Description of the task =>
Within the records that follow, find every line containing the string "华西能源". Copy those lines.

Data provided =>

◇ ◇ ◇ ◇

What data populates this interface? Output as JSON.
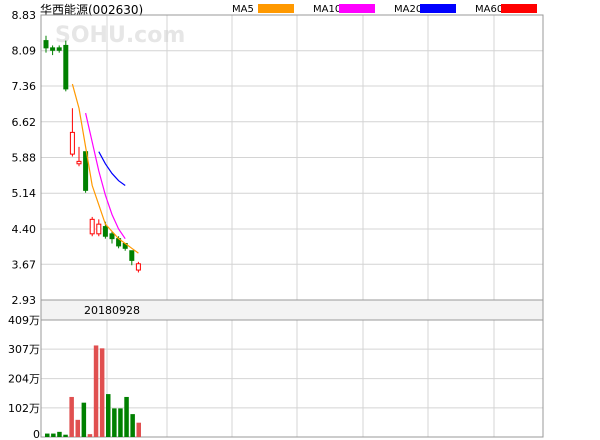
{
  "window": {
    "title": "华西能源(002630)"
  },
  "watermark": "SOHU.com",
  "legend": [
    {
      "label": "MA5",
      "color": "#ff9900"
    },
    {
      "label": "MA10",
      "color": "#ff00ff"
    },
    {
      "label": "MA20",
      "color": "#0000ff"
    },
    {
      "label": "MA60",
      "color": "#ff0000"
    }
  ],
  "date_label": "20180928",
  "colors": {
    "up": "#ff0000",
    "down": "#008000",
    "grid": "#d4d4d4",
    "axis": "#999999",
    "volume_up": "#e05050"
  },
  "chart_data": [
    {
      "type": "candlestick",
      "title": "华西能源(002630)",
      "ylim": [
        2.93,
        8.83
      ],
      "yticks": [
        "8.83",
        "8.09",
        "7.36",
        "6.62",
        "5.88",
        "5.14",
        "4.40",
        "3.67",
        "2.93"
      ],
      "candles": [
        {
          "open": 8.3,
          "close": 8.15,
          "high": 8.4,
          "low": 8.05
        },
        {
          "open": 8.15,
          "close": 8.1,
          "high": 8.2,
          "low": 8.0
        },
        {
          "open": 8.15,
          "close": 8.1,
          "high": 8.2,
          "low": 8.05
        },
        {
          "open": 8.2,
          "close": 7.3,
          "high": 8.3,
          "low": 7.25
        },
        {
          "open": 5.95,
          "close": 6.4,
          "high": 6.9,
          "low": 5.9
        },
        {
          "open": 5.75,
          "close": 5.8,
          "high": 6.1,
          "low": 5.7
        },
        {
          "open": 6.0,
          "close": 5.2,
          "high": 6.0,
          "low": 5.15
        },
        {
          "open": 4.3,
          "close": 4.6,
          "high": 4.65,
          "low": 4.25
        },
        {
          "open": 4.3,
          "close": 4.5,
          "high": 4.6,
          "low": 4.25
        },
        {
          "open": 4.45,
          "close": 4.25,
          "high": 4.55,
          "low": 4.2
        },
        {
          "open": 4.3,
          "close": 4.2,
          "high": 4.35,
          "low": 4.1
        },
        {
          "open": 4.2,
          "close": 4.05,
          "high": 4.25,
          "low": 4.0
        },
        {
          "open": 4.1,
          "close": 4.0,
          "high": 4.1,
          "low": 3.95
        },
        {
          "open": 3.95,
          "close": 3.75,
          "high": 3.95,
          "low": 3.65
        },
        {
          "open": 3.55,
          "close": 3.68,
          "high": 3.72,
          "low": 3.5
        }
      ],
      "ma5": [
        null,
        null,
        null,
        null,
        7.4,
        6.9,
        6.1,
        5.3,
        4.9,
        4.5,
        4.35,
        4.2,
        4.1,
        4.0,
        3.9
      ],
      "ma10": [
        null,
        null,
        null,
        null,
        null,
        null,
        6.8,
        6.2,
        5.6,
        5.1,
        4.7,
        4.4,
        4.2,
        null,
        null
      ],
      "ma20": [
        null,
        null,
        null,
        null,
        null,
        null,
        null,
        null,
        6.0,
        5.75,
        5.55,
        5.4,
        5.3,
        null,
        null
      ]
    },
    {
      "type": "bar",
      "title": "volume",
      "ylim": [
        0,
        409
      ],
      "yticks": [
        "409万",
        "307万",
        "204万",
        "102万",
        "0"
      ],
      "values": [
        12,
        12,
        18,
        8,
        140,
        60,
        120,
        10,
        320,
        310,
        150,
        100,
        100,
        140,
        80,
        50
      ],
      "direction": [
        "down",
        "down",
        "down",
        "down",
        "up",
        "up",
        "down",
        "up",
        "up",
        "up",
        "down",
        "down",
        "down",
        "down",
        "down",
        "up"
      ]
    }
  ]
}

◇ ◇ ◇ ◇

Result for this task =>
    "title": "华西能源(002630)"
      "title": "华西能源(002630)",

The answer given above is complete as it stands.